• Aim:
How many lines in the entries below contain "status"? Answer with the number only.

• Provided data:

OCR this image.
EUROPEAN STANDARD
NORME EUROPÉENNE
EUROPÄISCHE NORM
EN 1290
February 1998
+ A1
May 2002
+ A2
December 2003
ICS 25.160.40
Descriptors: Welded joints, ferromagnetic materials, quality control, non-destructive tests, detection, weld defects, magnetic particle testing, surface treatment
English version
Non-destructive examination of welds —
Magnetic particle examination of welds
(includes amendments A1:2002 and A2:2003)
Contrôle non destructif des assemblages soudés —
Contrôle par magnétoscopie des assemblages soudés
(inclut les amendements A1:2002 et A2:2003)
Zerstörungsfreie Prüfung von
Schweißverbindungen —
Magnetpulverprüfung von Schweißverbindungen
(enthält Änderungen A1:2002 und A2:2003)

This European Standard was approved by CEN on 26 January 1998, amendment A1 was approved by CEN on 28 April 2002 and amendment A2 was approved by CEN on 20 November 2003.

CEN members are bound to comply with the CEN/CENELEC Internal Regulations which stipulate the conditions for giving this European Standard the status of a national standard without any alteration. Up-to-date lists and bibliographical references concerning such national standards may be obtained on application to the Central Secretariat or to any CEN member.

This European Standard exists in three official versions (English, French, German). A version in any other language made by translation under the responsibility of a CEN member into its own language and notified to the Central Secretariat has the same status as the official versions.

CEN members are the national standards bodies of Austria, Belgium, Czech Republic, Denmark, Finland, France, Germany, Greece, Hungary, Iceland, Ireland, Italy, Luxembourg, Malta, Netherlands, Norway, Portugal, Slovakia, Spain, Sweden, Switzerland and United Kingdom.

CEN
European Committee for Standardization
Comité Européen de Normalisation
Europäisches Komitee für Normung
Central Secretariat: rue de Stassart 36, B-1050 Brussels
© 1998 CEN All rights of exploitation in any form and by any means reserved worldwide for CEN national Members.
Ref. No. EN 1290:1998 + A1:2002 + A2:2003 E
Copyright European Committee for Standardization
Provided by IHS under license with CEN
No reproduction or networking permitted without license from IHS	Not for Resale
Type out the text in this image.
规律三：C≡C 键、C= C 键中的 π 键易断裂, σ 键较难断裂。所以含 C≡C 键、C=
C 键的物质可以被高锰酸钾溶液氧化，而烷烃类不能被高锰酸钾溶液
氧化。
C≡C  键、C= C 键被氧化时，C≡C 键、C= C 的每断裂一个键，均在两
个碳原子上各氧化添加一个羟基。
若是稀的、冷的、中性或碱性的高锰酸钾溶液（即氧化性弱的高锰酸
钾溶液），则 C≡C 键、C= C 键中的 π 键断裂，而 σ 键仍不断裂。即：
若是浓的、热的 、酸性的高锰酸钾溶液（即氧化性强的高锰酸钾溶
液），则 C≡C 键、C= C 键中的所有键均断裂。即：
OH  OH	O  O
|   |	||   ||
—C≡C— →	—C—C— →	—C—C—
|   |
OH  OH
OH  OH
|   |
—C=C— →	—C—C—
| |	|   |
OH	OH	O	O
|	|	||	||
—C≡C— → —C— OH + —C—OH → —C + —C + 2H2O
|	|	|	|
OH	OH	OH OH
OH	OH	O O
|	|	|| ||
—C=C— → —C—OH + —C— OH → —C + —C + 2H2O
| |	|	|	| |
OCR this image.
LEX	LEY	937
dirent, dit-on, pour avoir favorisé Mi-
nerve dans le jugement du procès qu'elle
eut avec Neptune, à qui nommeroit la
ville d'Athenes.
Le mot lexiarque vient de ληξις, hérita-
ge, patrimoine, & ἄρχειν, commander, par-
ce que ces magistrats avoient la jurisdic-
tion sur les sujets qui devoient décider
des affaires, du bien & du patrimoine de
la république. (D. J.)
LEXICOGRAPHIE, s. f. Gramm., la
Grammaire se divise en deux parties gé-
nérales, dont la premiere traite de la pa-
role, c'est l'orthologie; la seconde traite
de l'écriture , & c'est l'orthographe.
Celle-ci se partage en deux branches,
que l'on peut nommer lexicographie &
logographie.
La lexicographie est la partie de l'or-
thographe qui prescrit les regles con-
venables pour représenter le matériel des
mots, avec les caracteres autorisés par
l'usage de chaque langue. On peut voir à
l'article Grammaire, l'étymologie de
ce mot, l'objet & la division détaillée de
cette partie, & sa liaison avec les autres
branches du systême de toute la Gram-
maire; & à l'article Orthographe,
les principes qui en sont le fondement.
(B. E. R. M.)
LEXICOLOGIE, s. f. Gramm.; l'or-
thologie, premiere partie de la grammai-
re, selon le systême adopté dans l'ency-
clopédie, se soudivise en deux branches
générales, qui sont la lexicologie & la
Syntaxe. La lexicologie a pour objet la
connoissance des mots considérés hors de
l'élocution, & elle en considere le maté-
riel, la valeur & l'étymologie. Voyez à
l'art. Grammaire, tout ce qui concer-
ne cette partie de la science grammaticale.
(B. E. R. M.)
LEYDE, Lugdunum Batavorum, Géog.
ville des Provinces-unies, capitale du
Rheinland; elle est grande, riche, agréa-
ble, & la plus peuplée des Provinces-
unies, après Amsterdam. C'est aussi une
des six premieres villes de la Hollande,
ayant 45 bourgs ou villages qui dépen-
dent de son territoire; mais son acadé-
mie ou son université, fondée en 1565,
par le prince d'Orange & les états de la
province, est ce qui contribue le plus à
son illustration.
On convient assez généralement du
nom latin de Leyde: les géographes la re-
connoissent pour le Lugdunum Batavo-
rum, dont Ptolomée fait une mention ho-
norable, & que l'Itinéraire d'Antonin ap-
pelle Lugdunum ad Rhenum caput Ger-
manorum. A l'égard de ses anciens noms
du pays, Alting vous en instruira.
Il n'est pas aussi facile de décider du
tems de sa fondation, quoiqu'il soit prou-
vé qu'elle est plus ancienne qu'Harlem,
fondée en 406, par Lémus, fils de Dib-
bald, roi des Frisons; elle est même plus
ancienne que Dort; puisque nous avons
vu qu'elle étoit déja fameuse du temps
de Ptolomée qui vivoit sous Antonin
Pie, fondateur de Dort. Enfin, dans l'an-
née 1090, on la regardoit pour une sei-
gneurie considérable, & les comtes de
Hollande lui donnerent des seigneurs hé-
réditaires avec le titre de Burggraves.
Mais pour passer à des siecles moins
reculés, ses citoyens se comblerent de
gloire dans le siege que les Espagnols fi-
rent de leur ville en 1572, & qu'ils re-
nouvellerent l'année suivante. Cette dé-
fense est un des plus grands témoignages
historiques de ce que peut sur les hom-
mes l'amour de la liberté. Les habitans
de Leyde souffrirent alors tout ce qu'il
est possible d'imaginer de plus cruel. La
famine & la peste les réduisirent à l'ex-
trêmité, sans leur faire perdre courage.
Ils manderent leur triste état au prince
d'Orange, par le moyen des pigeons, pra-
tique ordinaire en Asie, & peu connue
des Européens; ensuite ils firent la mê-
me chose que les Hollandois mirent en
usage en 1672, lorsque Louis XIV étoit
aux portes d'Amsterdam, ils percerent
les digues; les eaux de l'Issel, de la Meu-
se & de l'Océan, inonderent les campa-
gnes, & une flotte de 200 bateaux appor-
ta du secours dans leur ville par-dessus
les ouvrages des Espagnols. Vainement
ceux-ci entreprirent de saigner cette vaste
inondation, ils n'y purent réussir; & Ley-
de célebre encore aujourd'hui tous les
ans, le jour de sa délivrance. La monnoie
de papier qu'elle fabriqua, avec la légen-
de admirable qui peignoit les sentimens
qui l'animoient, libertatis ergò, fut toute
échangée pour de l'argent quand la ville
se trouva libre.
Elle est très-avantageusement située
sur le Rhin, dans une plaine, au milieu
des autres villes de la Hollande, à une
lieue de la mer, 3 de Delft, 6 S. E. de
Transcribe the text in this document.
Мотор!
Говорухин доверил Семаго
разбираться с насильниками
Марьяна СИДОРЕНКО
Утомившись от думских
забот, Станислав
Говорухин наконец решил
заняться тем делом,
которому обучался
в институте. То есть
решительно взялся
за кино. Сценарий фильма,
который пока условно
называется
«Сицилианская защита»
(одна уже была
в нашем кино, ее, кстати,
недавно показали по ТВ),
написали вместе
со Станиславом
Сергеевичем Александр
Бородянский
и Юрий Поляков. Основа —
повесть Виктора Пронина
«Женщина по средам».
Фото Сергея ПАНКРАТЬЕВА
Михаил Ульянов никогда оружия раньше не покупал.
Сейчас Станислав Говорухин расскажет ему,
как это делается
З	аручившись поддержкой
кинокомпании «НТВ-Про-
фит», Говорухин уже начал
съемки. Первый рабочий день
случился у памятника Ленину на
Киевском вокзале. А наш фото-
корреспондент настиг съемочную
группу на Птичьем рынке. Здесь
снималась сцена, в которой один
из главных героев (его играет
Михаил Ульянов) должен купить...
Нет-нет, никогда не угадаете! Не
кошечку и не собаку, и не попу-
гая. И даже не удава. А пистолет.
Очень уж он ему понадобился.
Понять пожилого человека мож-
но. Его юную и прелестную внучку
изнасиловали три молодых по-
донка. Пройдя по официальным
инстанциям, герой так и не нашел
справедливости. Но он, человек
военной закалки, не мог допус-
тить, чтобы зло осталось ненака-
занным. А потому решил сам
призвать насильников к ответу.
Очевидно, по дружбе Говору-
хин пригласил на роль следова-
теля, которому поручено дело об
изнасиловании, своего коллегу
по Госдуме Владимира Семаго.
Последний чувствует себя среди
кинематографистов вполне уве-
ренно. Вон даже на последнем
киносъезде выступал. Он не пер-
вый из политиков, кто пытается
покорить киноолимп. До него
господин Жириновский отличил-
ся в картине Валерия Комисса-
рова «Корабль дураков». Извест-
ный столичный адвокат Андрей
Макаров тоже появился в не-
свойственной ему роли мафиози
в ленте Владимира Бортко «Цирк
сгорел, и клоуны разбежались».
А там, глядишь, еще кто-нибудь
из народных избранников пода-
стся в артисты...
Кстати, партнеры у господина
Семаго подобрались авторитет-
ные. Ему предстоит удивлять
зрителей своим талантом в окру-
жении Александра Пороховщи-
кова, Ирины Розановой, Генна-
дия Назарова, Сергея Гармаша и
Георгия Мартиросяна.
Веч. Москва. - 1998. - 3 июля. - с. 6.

• Correct response:
2